Stored dataset items =
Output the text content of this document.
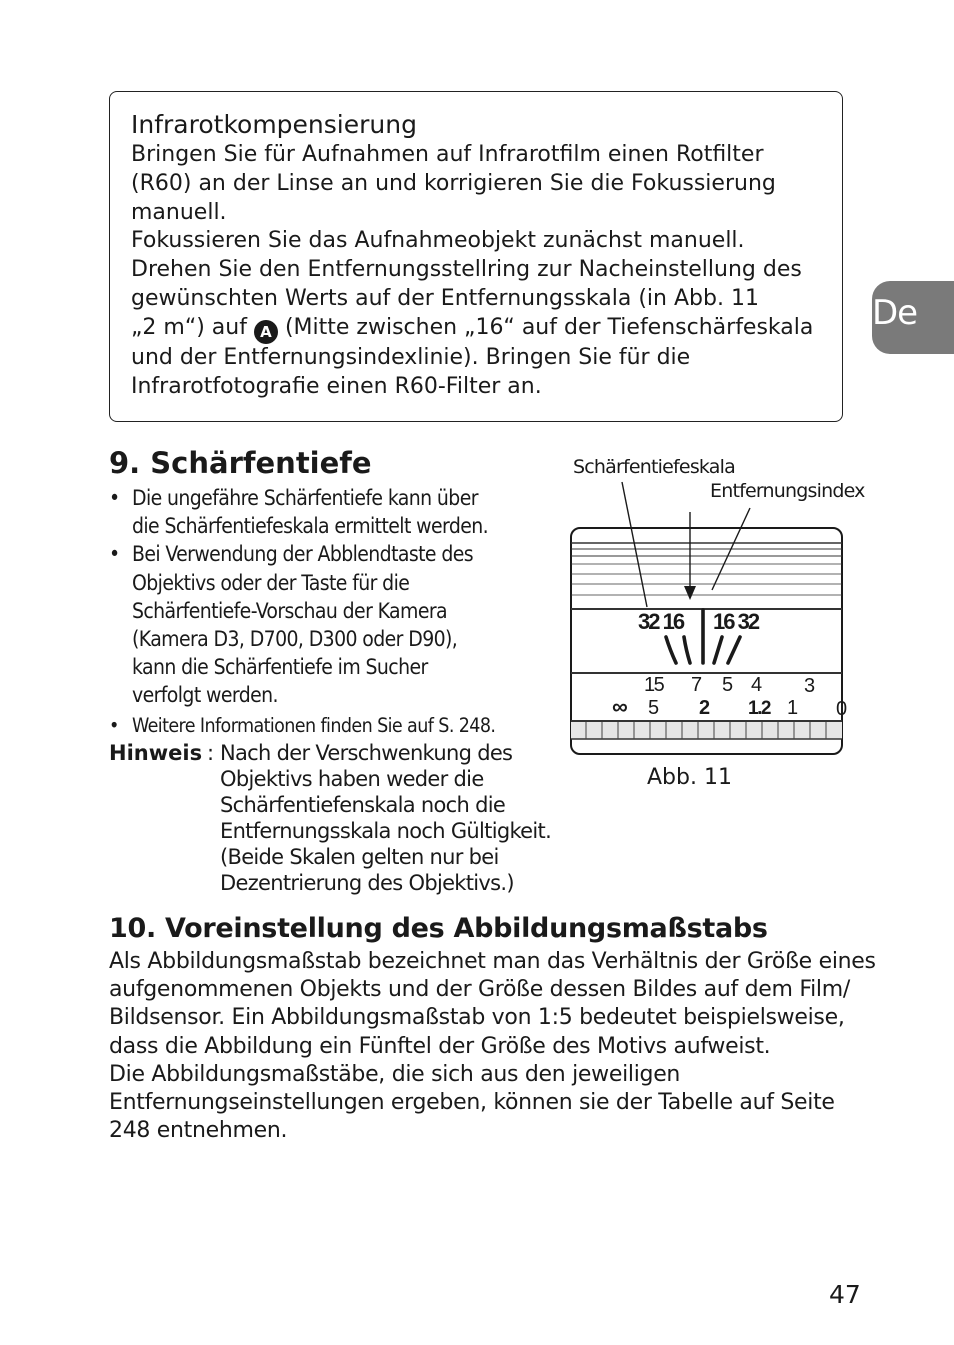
Infrarotkompensierung

Bringen Sie für Aufnahmen auf Infrarotfilm einen Rotfilter

(R60) an der Linse an und korrigieren Sie die Fokussierung

manuell.

Fokussieren Sie das Aufnahmeobjekt zunächst manuell.

Drehen Sie den Entfernungsstellring zur Nacheinstellung des

gewünschten Werts auf der Entfernungsskala (in Abb. 11

„2 m“) auf A (Mitte zwischen „16“ auf der Tiefenschärfeskala

und der Entfernungsindexlinie). Bringen Sie für die

Infrarotfotografie einen R60-Filter an.

De
9. Schärfentiefe
• Die ungefähre Schärfentiefe kann über

die Schärfentiefeskala ermittelt werden.

• Bei Verwendung der Abblendtaste des

Objektivs oder der Taste für die

Schärfentiefe-Vorschau der Kamera

(Kamera D3, D700, D300 oder D90),

kann die Schärfentiefe im Sucher

verfolgt werden.

• Weitere Informationen finden Sie auf S. 248.

Hinweis : Nach der Verschwenkung des

Objektivs haben weder die

Schärfentiefenskala noch die

Entfernungsskala noch Gültigkeit.

(Beide Skalen gelten nur bei

Dezentrierung des Objektivs.)

Schärfentiefeskala
Entfernungsindex
32 16 16 32
15 7 5 4 3
∞ 5 2 1.2 1 0
Abb. 11
10. Voreinstellung des Abbildungsmaßstabs

Als Abbildungsmaßstab bezeichnet man das Verhältnis der Größe eines

aufgenommenen Objekts und der Größe dessen Bildes auf dem Film/

Bildsensor. Ein Abbildungsmaßstab von 1:5 bedeutet beispielsweise,

dass die Abbildung ein Fünftel der Größe des Motivs aufweist.

Die Abbildungsmaßstäbe, die sich aus den jeweiligen

Entfernungseinstellungen ergeben, können sie der Tabelle auf Seite

248 entnehmen.

47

What the task asks =
Pictures are to be excluded; the records themselves are to be reproduced exactly.

Solution to the exercise =
Output the text content of this document.
Infrarotkompensierung

Bringen Sie für Aufnahmen auf Infrarotfilm einen Rotfilter

(R60) an der Linse an und korrigieren Sie die Fokussierung

manuell.

Fokussieren Sie das Aufnahmeobjekt zunächst manuell.

Drehen Sie den Entfernungsstellring zur Nacheinstellung des

gewünschten Werts auf der Entfernungsskala (in Abb. 11

„2 m“) auf A (Mitte zwischen „16“ auf der Tiefenschärfeskala

und der Entfernungsindexlinie). Bringen Sie für die

Infrarotfotografie einen R60-Filter an.

De
9. Schärfentiefe
• Die ungefähre Schärfentiefe kann über

die Schärfentiefeskala ermittelt werden.

• Bei Verwendung der Abblendtaste des

Objektivs oder der Taste für die

Schärfentiefe-Vorschau der Kamera

(Kamera D3, D700, D300 oder D90),

kann die Schärfentiefe im Sucher

verfolgt werden.

• Weitere Informationen finden Sie auf S. 248.

Hinweis : Nach der Verschwenkung des

Objektivs haben weder die

Schärfentiefenskala noch die

Entfernungsskala noch Gültigkeit.

(Beide Skalen gelten nur bei

Dezentrierung des Objektivs.)

Schärfentiefeskala
Entfernungsindex
32 16 16 32
15 7 5 4 3
∞ 5 2 1.2 1 0
Abb. 11
10. Voreinstellung des Abbildungsmaßstabs

Als Abbildungsmaßstab bezeichnet man das Verhältnis der Größe eines

aufgenommenen Objekts und der Größe dessen Bildes auf dem Film/

Bildsensor. Ein Abbildungsmaßstab von 1:5 bedeutet beispielsweise,

dass die Abbildung ein Fünftel der Größe des Motivs aufweist.

Die Abbildungsmaßstäbe, die sich aus den jeweiligen

Entfernungseinstellungen ergeben, können sie der Tabelle auf Seite

248 entnehmen.

47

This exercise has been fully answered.